> OBJECTIVE
Look below and pull out each line with the word "members".

> PROVIDED RECORDS
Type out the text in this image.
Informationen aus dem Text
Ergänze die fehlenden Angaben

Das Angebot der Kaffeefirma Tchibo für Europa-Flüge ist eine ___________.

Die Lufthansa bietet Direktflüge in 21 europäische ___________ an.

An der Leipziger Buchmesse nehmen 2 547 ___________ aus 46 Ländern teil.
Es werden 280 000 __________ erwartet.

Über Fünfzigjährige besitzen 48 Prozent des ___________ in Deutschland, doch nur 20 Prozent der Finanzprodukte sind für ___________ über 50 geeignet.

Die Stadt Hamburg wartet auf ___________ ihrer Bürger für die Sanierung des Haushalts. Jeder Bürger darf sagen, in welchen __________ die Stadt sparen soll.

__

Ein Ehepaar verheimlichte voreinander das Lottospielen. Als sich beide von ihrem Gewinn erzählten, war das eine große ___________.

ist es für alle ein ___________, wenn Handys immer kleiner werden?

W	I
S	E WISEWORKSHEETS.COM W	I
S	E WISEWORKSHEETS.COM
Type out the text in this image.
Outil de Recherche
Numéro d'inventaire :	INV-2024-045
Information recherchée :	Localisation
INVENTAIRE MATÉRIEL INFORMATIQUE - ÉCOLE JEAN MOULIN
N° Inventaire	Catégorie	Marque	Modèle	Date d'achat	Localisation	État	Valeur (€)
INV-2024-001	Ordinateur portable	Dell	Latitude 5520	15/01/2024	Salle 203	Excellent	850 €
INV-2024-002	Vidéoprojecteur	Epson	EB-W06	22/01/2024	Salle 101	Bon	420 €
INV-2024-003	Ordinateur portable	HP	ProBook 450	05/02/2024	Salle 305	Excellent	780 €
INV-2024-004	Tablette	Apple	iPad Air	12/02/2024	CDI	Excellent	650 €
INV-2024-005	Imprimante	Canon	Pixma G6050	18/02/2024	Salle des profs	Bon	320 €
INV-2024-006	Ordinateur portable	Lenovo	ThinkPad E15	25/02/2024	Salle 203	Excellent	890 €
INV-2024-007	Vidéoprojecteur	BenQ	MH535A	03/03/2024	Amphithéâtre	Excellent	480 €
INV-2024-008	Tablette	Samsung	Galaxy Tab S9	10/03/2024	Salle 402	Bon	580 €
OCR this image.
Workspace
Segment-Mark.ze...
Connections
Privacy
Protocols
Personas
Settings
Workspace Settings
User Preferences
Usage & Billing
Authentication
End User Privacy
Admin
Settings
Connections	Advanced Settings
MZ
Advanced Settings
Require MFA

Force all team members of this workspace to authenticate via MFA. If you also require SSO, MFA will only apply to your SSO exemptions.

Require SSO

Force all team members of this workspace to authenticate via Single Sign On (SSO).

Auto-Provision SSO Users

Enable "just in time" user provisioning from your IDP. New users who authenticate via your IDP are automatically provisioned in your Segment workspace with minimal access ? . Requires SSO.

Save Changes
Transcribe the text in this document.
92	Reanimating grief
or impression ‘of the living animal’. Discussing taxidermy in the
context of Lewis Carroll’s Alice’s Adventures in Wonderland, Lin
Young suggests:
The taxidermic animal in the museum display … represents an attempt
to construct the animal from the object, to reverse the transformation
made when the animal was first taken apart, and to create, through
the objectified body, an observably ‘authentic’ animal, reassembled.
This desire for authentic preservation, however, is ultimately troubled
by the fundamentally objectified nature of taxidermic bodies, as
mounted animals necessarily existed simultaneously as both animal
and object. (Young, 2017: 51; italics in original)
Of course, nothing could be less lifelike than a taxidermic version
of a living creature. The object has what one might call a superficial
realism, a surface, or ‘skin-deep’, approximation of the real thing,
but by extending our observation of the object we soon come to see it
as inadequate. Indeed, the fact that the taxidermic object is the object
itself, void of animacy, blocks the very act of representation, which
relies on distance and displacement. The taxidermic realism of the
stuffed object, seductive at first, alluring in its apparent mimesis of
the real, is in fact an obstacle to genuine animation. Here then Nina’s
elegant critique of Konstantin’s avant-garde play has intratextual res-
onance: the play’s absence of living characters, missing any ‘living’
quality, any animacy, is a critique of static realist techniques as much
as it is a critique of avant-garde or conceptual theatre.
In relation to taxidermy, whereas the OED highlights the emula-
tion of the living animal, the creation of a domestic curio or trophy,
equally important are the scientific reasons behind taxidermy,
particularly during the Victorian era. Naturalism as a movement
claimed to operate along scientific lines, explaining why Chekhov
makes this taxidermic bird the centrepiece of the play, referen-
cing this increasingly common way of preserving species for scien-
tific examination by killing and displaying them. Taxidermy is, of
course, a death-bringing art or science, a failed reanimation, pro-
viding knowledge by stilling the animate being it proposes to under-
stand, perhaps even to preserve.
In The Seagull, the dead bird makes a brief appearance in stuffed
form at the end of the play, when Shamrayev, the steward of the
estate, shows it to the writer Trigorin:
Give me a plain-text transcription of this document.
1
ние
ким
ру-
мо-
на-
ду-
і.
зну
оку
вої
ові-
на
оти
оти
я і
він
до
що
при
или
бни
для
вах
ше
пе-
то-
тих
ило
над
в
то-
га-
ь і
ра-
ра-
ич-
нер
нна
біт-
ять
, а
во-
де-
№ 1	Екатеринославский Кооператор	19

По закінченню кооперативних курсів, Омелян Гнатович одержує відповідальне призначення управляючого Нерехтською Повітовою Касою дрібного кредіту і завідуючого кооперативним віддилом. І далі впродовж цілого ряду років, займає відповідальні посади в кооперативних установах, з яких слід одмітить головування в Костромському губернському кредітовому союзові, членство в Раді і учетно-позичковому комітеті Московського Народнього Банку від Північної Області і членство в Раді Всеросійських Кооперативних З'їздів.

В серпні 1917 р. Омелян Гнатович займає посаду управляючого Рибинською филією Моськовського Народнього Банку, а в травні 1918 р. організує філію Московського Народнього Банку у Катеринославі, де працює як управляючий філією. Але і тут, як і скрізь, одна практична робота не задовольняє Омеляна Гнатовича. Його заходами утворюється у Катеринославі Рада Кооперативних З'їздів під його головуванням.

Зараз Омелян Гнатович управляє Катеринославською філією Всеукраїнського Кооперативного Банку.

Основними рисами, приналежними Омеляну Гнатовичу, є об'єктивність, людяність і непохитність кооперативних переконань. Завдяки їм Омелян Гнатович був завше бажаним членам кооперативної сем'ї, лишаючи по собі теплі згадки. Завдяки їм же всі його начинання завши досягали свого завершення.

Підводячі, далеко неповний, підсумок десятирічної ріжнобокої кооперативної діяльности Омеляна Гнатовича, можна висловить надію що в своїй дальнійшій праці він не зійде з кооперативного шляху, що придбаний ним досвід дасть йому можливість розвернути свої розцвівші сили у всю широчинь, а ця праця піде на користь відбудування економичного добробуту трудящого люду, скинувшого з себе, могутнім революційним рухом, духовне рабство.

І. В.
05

> FINISHED EXERCISE
Force all team members of this workspace to authenticate via MFA. If you also require SSO, MFA will only apply to your SSO exemptions.
Force all team members of this workspace to authenticate via Single Sign On (SSO).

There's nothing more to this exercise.